§ What is expected
Transcribe the entries below exactly; leave every image out.

(Figure data in JSON)
---
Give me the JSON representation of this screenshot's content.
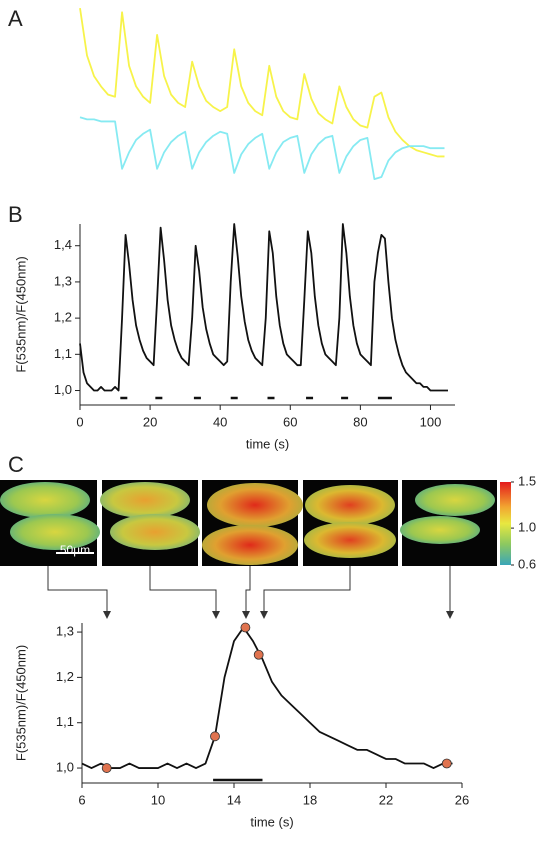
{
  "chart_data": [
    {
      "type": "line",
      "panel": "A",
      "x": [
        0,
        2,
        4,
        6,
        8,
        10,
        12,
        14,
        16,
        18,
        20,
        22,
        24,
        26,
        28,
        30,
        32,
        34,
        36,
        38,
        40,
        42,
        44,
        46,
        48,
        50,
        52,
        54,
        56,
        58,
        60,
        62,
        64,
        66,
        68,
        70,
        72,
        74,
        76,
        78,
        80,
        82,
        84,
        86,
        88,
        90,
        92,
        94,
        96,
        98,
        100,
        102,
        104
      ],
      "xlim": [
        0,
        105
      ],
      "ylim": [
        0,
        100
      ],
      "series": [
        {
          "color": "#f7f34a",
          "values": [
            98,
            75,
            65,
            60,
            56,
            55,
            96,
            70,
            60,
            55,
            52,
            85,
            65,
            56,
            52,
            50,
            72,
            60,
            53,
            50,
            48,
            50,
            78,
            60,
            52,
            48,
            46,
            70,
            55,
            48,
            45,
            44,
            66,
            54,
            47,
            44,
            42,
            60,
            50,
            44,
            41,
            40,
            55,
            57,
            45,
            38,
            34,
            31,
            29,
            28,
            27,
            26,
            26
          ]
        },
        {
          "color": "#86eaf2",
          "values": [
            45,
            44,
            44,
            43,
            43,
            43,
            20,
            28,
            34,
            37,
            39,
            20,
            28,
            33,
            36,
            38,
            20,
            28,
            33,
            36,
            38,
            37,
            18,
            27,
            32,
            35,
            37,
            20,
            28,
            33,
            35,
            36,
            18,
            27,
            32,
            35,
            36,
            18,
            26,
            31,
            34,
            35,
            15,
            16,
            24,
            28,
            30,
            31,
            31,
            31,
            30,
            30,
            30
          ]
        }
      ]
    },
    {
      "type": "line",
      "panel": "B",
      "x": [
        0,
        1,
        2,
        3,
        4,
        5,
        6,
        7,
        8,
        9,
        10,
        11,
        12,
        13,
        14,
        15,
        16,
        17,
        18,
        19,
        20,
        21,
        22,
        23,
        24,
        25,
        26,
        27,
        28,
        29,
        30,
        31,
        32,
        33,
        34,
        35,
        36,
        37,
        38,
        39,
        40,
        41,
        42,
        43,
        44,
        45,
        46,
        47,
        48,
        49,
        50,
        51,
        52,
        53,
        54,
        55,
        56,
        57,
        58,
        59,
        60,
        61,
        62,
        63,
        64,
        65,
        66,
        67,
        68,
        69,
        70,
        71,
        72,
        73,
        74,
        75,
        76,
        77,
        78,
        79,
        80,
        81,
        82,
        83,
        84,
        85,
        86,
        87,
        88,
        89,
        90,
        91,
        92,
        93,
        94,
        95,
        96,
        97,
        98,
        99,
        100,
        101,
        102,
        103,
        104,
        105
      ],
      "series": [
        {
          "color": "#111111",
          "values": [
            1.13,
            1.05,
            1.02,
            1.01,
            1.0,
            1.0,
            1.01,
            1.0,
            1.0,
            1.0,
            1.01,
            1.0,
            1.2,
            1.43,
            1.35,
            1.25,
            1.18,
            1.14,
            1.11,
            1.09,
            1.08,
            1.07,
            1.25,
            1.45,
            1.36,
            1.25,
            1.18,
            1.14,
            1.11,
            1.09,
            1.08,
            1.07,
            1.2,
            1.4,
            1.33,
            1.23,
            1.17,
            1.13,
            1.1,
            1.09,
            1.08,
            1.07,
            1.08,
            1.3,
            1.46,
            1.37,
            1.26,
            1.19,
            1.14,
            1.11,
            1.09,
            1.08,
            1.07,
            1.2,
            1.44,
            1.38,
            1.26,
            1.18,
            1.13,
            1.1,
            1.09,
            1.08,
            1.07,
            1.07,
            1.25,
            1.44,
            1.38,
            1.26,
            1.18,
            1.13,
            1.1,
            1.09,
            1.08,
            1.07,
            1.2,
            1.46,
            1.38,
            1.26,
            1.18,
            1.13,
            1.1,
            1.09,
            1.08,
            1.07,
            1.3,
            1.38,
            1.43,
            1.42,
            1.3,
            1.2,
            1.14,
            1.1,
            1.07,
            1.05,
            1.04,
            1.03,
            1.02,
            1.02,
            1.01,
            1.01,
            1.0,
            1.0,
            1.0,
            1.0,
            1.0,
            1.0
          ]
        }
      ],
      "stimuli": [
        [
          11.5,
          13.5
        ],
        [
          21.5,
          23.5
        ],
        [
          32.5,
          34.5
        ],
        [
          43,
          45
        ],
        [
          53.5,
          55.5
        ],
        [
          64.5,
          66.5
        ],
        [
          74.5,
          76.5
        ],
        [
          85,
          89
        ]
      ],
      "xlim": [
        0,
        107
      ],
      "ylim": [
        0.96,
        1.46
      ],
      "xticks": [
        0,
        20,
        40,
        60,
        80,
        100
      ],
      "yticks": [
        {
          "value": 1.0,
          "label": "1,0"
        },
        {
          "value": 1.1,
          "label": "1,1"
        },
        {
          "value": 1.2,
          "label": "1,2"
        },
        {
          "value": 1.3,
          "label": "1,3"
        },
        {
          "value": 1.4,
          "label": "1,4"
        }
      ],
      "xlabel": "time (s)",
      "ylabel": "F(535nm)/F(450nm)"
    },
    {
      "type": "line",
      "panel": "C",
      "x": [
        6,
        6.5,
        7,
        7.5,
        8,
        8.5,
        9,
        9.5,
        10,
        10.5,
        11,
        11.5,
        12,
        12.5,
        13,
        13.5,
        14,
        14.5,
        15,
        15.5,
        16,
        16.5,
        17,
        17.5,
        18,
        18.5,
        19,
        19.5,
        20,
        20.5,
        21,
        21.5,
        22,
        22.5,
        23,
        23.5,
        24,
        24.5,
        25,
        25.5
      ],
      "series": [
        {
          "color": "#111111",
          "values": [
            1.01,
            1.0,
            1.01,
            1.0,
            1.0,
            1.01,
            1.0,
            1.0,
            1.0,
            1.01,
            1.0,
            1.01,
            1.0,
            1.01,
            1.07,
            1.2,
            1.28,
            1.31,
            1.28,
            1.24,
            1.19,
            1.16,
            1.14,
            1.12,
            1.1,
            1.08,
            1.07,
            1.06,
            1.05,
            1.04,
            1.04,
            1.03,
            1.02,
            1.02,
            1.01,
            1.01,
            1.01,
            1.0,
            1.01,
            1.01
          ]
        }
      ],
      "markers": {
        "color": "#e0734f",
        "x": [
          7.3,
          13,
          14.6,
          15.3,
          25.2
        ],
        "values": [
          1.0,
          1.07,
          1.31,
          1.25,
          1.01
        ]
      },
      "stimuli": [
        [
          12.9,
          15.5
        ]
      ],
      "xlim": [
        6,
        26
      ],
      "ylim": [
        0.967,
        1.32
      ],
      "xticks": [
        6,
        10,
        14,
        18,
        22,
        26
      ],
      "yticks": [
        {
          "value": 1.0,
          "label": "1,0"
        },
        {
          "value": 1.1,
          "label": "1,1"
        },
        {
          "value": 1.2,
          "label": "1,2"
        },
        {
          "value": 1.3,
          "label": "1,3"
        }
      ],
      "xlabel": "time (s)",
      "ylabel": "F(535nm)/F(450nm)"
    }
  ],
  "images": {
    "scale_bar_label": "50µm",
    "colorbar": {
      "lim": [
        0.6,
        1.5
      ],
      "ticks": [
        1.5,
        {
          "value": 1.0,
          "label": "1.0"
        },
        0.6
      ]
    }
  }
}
---
§ Completed task
Give me the JSON representation of this screenshot's content.
{
  "chart_data": [
    {
      "type": "line",
      "panel": "A",
      "x": [
        0,
        2,
        4,
        6,
        8,
        10,
        12,
        14,
        16,
        18,
        20,
        22,
        24,
        26,
        28,
        30,
        32,
        34,
        36,
        38,
        40,
        42,
        44,
        46,
        48,
        50,
        52,
        54,
        56,
        58,
        60,
        62,
        64,
        66,
        68,
        70,
        72,
        74,
        76,
        78,
        80,
        82,
        84,
        86,
        88,
        90,
        92,
        94,
        96,
        98,
        100,
        102,
        104
      ],
      "xlim": [
        0,
        105
      ],
      "ylim": [
        0,
        100
      ],
      "series": [
        {
          "color": "#f7f34a",
          "values": [
            98,
            75,
            65,
            60,
            56,
            55,
            96,
            70,
            60,
            55,
            52,
            85,
            65,
            56,
            52,
            50,
            72,
            60,
            53,
            50,
            48,
            50,
            78,
            60,
            52,
            48,
            46,
            70,
            55,
            48,
            45,
            44,
            66,
            54,
            47,
            44,
            42,
            60,
            50,
            44,
            41,
            40,
            55,
            57,
            45,
            38,
            34,
            31,
            29,
            28,
            27,
            26,
            26
          ]
        },
        {
          "color": "#86eaf2",
          "values": [
            45,
            44,
            44,
            43,
            43,
            43,
            20,
            28,
            34,
            37,
            39,
            20,
            28,
            33,
            36,
            38,
            20,
            28,
            33,
            36,
            38,
            37,
            18,
            27,
            32,
            35,
            37,
            20,
            28,
            33,
            35,
            36,
            18,
            27,
            32,
            35,
            36,
            18,
            26,
            31,
            34,
            35,
            15,
            16,
            24,
            28,
            30,
            31,
            31,
            31,
            30,
            30,
            30
          ]
        }
      ]
    },
    {
      "type": "line",
      "panel": "B",
      "x": [
        0,
        1,
        2,
        3,
        4,
        5,
        6,
        7,
        8,
        9,
        10,
        11,
        12,
        13,
        14,
        15,
        16,
        17,
        18,
        19,
        20,
        21,
        22,
        23,
        24,
        25,
        26,
        27,
        28,
        29,
        30,
        31,
        32,
        33,
        34,
        35,
        36,
        37,
        38,
        39,
        40,
        41,
        42,
        43,
        44,
        45,
        46,
        47,
        48,
        49,
        50,
        51,
        52,
        53,
        54,
        55,
        56,
        57,
        58,
        59,
        60,
        61,
        62,
        63,
        64,
        65,
        66,
        67,
        68,
        69,
        70,
        71,
        72,
        73,
        74,
        75,
        76,
        77,
        78,
        79,
        80,
        81,
        82,
        83,
        84,
        85,
        86,
        87,
        88,
        89,
        90,
        91,
        92,
        93,
        94,
        95,
        96,
        97,
        98,
        99,
        100,
        101,
        102,
        103,
        104,
        105
      ],
      "series": [
        {
          "color": "#111111",
          "values": [
            1.13,
            1.05,
            1.02,
            1.01,
            1.0,
            1.0,
            1.01,
            1.0,
            1.0,
            1.0,
            1.01,
            1.0,
            1.2,
            1.43,
            1.35,
            1.25,
            1.18,
            1.14,
            1.11,
            1.09,
            1.08,
            1.07,
            1.25,
            1.45,
            1.36,
            1.25,
            1.18,
            1.14,
            1.11,
            1.09,
            1.08,
            1.07,
            1.2,
            1.4,
            1.33,
            1.23,
            1.17,
            1.13,
            1.1,
            1.09,
            1.08,
            1.07,
            1.08,
            1.3,
            1.46,
            1.37,
            1.26,
            1.19,
            1.14,
            1.11,
            1.09,
            1.08,
            1.07,
            1.2,
            1.44,
            1.38,
            1.26,
            1.18,
            1.13,
            1.1,
            1.09,
            1.08,
            1.07,
            1.07,
            1.25,
            1.44,
            1.38,
            1.26,
            1.18,
            1.13,
            1.1,
            1.09,
            1.08,
            1.07,
            1.2,
            1.46,
            1.38,
            1.26,
            1.18,
            1.13,
            1.1,
            1.09,
            1.08,
            1.07,
            1.3,
            1.38,
            1.43,
            1.42,
            1.3,
            1.2,
            1.14,
            1.1,
            1.07,
            1.05,
            1.04,
            1.03,
            1.02,
            1.02,
            1.01,
            1.01,
            1.0,
            1.0,
            1.0,
            1.0,
            1.0,
            1.0
          ]
        }
      ],
      "stimuli": [
        [
          11.5,
          13.5
        ],
        [
          21.5,
          23.5
        ],
        [
          32.5,
          34.5
        ],
        [
          43,
          45
        ],
        [
          53.5,
          55.5
        ],
        [
          64.5,
          66.5
        ],
        [
          74.5,
          76.5
        ],
        [
          85,
          89
        ]
      ],
      "xlim": [
        0,
        107
      ],
      "ylim": [
        0.96,
        1.46
      ],
      "xticks": [
        0,
        20,
        40,
        60,
        80,
        100
      ],
      "yticks": [
        {
          "value": 1.0,
          "label": "1,0"
        },
        {
          "value": 1.1,
          "label": "1,1"
        },
        {
          "value": 1.2,
          "label": "1,2"
        },
        {
          "value": 1.3,
          "label": "1,3"
        },
        {
          "value": 1.4,
          "label": "1,4"
        }
      ],
      "xlabel": "time (s)",
      "ylabel": "F(535nm)/F(450nm)"
    },
    {
      "type": "line",
      "panel": "C",
      "x": [
        6,
        6.5,
        7,
        7.5,
        8,
        8.5,
        9,
        9.5,
        10,
        10.5,
        11,
        11.5,
        12,
        12.5,
        13,
        13.5,
        14,
        14.5,
        15,
        15.5,
        16,
        16.5,
        17,
        17.5,
        18,
        18.5,
        19,
        19.5,
        20,
        20.5,
        21,
        21.5,
        22,
        22.5,
        23,
        23.5,
        24,
        24.5,
        25,
        25.5
      ],
      "series": [
        {
          "color": "#111111",
          "values": [
            1.01,
            1.0,
            1.01,
            1.0,
            1.0,
            1.01,
            1.0,
            1.0,
            1.0,
            1.01,
            1.0,
            1.01,
            1.0,
            1.01,
            1.07,
            1.2,
            1.28,
            1.31,
            1.28,
            1.24,
            1.19,
            1.16,
            1.14,
            1.12,
            1.1,
            1.08,
            1.07,
            1.06,
            1.05,
            1.04,
            1.04,
            1.03,
            1.02,
            1.02,
            1.01,
            1.01,
            1.01,
            1.0,
            1.01,
            1.01
          ]
        }
      ],
      "markers": {
        "color": "#e0734f",
        "x": [
          7.3,
          13,
          14.6,
          15.3,
          25.2
        ],
        "values": [
          1.0,
          1.07,
          1.31,
          1.25,
          1.01
        ]
      },
      "stimuli": [
        [
          12.9,
          15.5
        ]
      ],
      "xlim": [
        6,
        26
      ],
      "ylim": [
        0.967,
        1.32
      ],
      "xticks": [
        6,
        10,
        14,
        18,
        22,
        26
      ],
      "yticks": [
        {
          "value": 1.0,
          "label": "1,0"
        },
        {
          "value": 1.1,
          "label": "1,1"
        },
        {
          "value": 1.2,
          "label": "1,2"
        },
        {
          "value": 1.3,
          "label": "1,3"
        }
      ],
      "xlabel": "time (s)",
      "ylabel": "F(535nm)/F(450nm)"
    }
  ],
  "images": {
    "scale_bar_label": "50µm",
    "colorbar": {
      "lim": [
        0.6,
        1.5
      ],
      "ticks": [
        1.5,
        {
          "value": 1.0,
          "label": "1.0"
        },
        0.6
      ]
    }
  }
}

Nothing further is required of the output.